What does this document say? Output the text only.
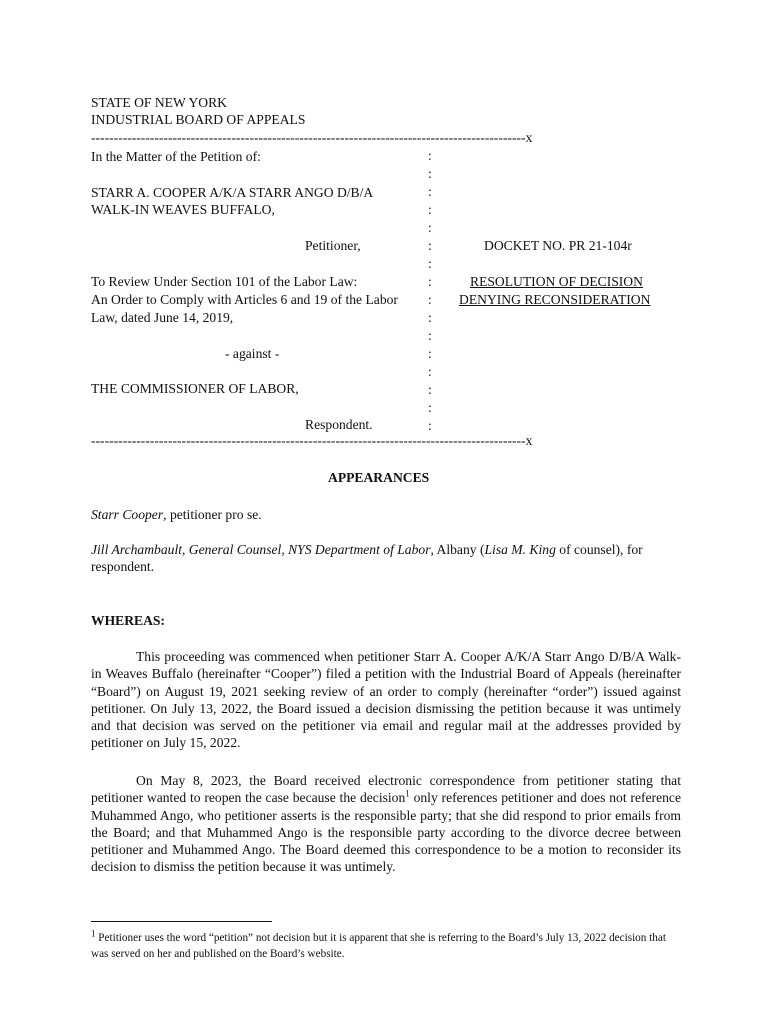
STATE OF NEW YORK
INDUSTRIAL BOARD OF APPEALS
------------------------------------------------------------------------------------------------x
In the Matter of the Petition of:
STARR A. COOPER A/K/A STARR ANGO D/B/A
WALK-IN WEAVES BUFFALO,
Petitioner,
To Review Under Section 101 of the Labor Law:
An Order to Comply with Articles 6 and 19 of the Labor
Law, dated June 14, 2019,
- against -
THE COMMISSIONER OF LABOR,
Respondent.
:
:
:
:
:
:
:
:
:
:
:
:
:
:
:
:
------------------------------------------------------------------------------------------------x
DOCKET NO. PR 21-104r
RESOLUTION OF DECISION
DENYING RECONSIDERATION
APPEARANCES
Starr Cooper, petitioner pro se.
Jill Archambault, General Counsel, NYS Department of Labor, Albany (Lisa M. King of counsel), for respondent.
WHEREAS:
This proceeding was commenced when petitioner Starr A. Cooper A/K/A Starr Ango D/B/A Walk-in Weaves Buffalo (hereinafter “Cooper”) filed a petition with the Industrial Board of Appeals (hereinafter “Board”) on August 19, 2021 seeking review of an order to comply (hereinafter “order”) issued against petitioner. On July 13, 2022, the Board issued a decision dismissing the petition because it was untimely and that decision was served on the petitioner via email and regular mail at the addresses provided by petitioner on July 15, 2022.
On May 8, 2023, the Board received electronic correspondence from petitioner stating that petitioner wanted to reopen the case because the decision$^1$ only references petitioner and does not reference Muhammed Ango, who petitioner asserts is the responsible party; that she did respond to prior emails from the Board; and that Muhammed Ango is the responsible party according to the divorce decree between petitioner and Muhammed Ango. The Board deemed this correspondence to be a motion to reconsider its decision to dismiss the petition because it was untimely.
$^1$ Petitioner uses the word “petition” not decision but it is apparent that she is referring to the Board’s July 13, 2022 decision that was served on her and published on the Board’s website.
+ + + +
PROBLEM DETAILS: In the entries above, count each line holding "that" and report the total and nothing more.

OUTPUT FOR THIS TASK: 3